TASK STATEMENT:
Extract every record, exactly as written, and ignore the pictures.

Dataset rows about figures:
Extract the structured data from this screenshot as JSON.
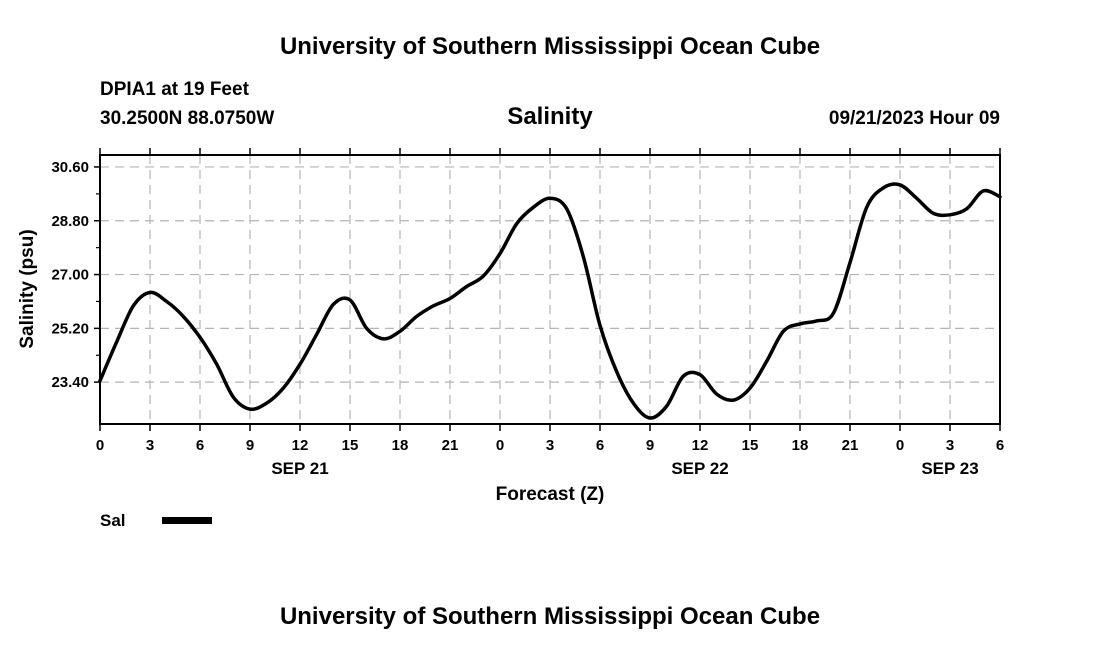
{
  "header": {
    "title_top": "University of Southern Mississippi Ocean Cube",
    "station": "DPIA1 at 19 Feet",
    "coords": "30.2500N  88.0750W",
    "chart_title": "Salinity",
    "datetime": "09/21/2023 Hour 09",
    "title_bottom": "University of Southern Mississippi Ocean Cube"
  },
  "colors": {
    "line": "#000000",
    "grid": "#b4b4b4",
    "background": "#ffffff"
  },
  "chart_data": {
    "type": "line",
    "title": "Salinity",
    "xlabel": "Forecast (Z)",
    "ylabel": "Salinity (psu)",
    "xlim": [
      0,
      54
    ],
    "ylim": [
      22.0,
      31.0
    ],
    "grid": true,
    "legend_position": "bottom-left",
    "x_ticks": [
      0,
      3,
      6,
      9,
      12,
      15,
      18,
      21,
      24,
      27,
      30,
      33,
      36,
      39,
      42,
      45,
      48,
      51,
      54
    ],
    "x_tick_labels": [
      "0",
      "3",
      "6",
      "9",
      "12",
      "15",
      "18",
      "21",
      "0",
      "3",
      "6",
      "9",
      "12",
      "15",
      "18",
      "21",
      "0",
      "3",
      "6"
    ],
    "date_labels": [
      {
        "x": 12,
        "label": "SEP 21"
      },
      {
        "x": 36,
        "label": "SEP 22"
      },
      {
        "x": 51,
        "label": "SEP 23"
      }
    ],
    "y_ticks": [
      23.4,
      25.2,
      27.0,
      28.8,
      30.6
    ],
    "y_tick_labels": [
      "23.40",
      "25.20",
      "27.00",
      "28.80",
      "30.60"
    ],
    "series": [
      {
        "name": "Sal",
        "x": [
          0,
          1,
          2,
          3,
          4,
          5,
          6,
          7,
          8,
          9,
          10,
          11,
          12,
          13,
          14,
          15,
          16,
          17,
          18,
          19,
          20,
          21,
          22,
          23,
          24,
          25,
          26,
          27,
          28,
          29,
          30,
          31,
          32,
          33,
          34,
          35,
          36,
          37,
          38,
          39,
          40,
          41,
          42,
          43,
          44,
          45,
          46,
          47,
          48,
          49,
          50,
          51,
          52,
          53,
          54
        ],
        "y": [
          23.45,
          24.75,
          25.95,
          26.4,
          26.1,
          25.6,
          24.9,
          24.0,
          22.9,
          22.5,
          22.7,
          23.2,
          24.0,
          25.0,
          26.0,
          26.15,
          25.2,
          24.85,
          25.1,
          25.6,
          25.95,
          26.2,
          26.6,
          26.95,
          27.7,
          28.7,
          29.25,
          29.55,
          29.2,
          27.6,
          25.3,
          23.75,
          22.7,
          22.2,
          22.6,
          23.6,
          23.65,
          23.0,
          22.8,
          23.2,
          24.1,
          25.1,
          25.35,
          25.45,
          25.7,
          27.4,
          29.25,
          29.9,
          30.0,
          29.55,
          29.05,
          29.0,
          29.2,
          29.8,
          29.6
        ]
      }
    ]
  }
}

CORRECT OUTPUT:
Extract the structured data from this screenshot as JSON.
{
  "header": {
    "title_top": "University of Southern Mississippi Ocean Cube",
    "station": "DPIA1 at 19 Feet",
    "coords": "30.2500N  88.0750W",
    "chart_title": "Salinity",
    "datetime": "09/21/2023 Hour 09",
    "title_bottom": "University of Southern Mississippi Ocean Cube"
  },
  "colors": {
    "line": "#000000",
    "grid": "#b4b4b4",
    "background": "#ffffff"
  },
  "chart_data": {
    "type": "line",
    "title": "Salinity",
    "xlabel": "Forecast (Z)",
    "ylabel": "Salinity (psu)",
    "xlim": [
      0,
      54
    ],
    "ylim": [
      22.0,
      31.0
    ],
    "grid": true,
    "legend_position": "bottom-left",
    "x_ticks": [
      0,
      3,
      6,
      9,
      12,
      15,
      18,
      21,
      24,
      27,
      30,
      33,
      36,
      39,
      42,
      45,
      48,
      51,
      54
    ],
    "x_tick_labels": [
      "0",
      "3",
      "6",
      "9",
      "12",
      "15",
      "18",
      "21",
      "0",
      "3",
      "6",
      "9",
      "12",
      "15",
      "18",
      "21",
      "0",
      "3",
      "6"
    ],
    "date_labels": [
      {
        "x": 12,
        "label": "SEP 21"
      },
      {
        "x": 36,
        "label": "SEP 22"
      },
      {
        "x": 51,
        "label": "SEP 23"
      }
    ],
    "y_ticks": [
      23.4,
      25.2,
      27.0,
      28.8,
      30.6
    ],
    "y_tick_labels": [
      "23.40",
      "25.20",
      "27.00",
      "28.80",
      "30.60"
    ],
    "series": [
      {
        "name": "Sal",
        "x": [
          0,
          1,
          2,
          3,
          4,
          5,
          6,
          7,
          8,
          9,
          10,
          11,
          12,
          13,
          14,
          15,
          16,
          17,
          18,
          19,
          20,
          21,
          22,
          23,
          24,
          25,
          26,
          27,
          28,
          29,
          30,
          31,
          32,
          33,
          34,
          35,
          36,
          37,
          38,
          39,
          40,
          41,
          42,
          43,
          44,
          45,
          46,
          47,
          48,
          49,
          50,
          51,
          52,
          53,
          54
        ],
        "y": [
          23.45,
          24.75,
          25.95,
          26.4,
          26.1,
          25.6,
          24.9,
          24.0,
          22.9,
          22.5,
          22.7,
          23.2,
          24.0,
          25.0,
          26.0,
          26.15,
          25.2,
          24.85,
          25.1,
          25.6,
          25.95,
          26.2,
          26.6,
          26.95,
          27.7,
          28.7,
          29.25,
          29.55,
          29.2,
          27.6,
          25.3,
          23.75,
          22.7,
          22.2,
          22.6,
          23.6,
          23.65,
          23.0,
          22.8,
          23.2,
          24.1,
          25.1,
          25.35,
          25.45,
          25.7,
          27.4,
          29.25,
          29.9,
          30.0,
          29.55,
          29.05,
          29.0,
          29.2,
          29.8,
          29.6
        ]
      }
    ]
  }
}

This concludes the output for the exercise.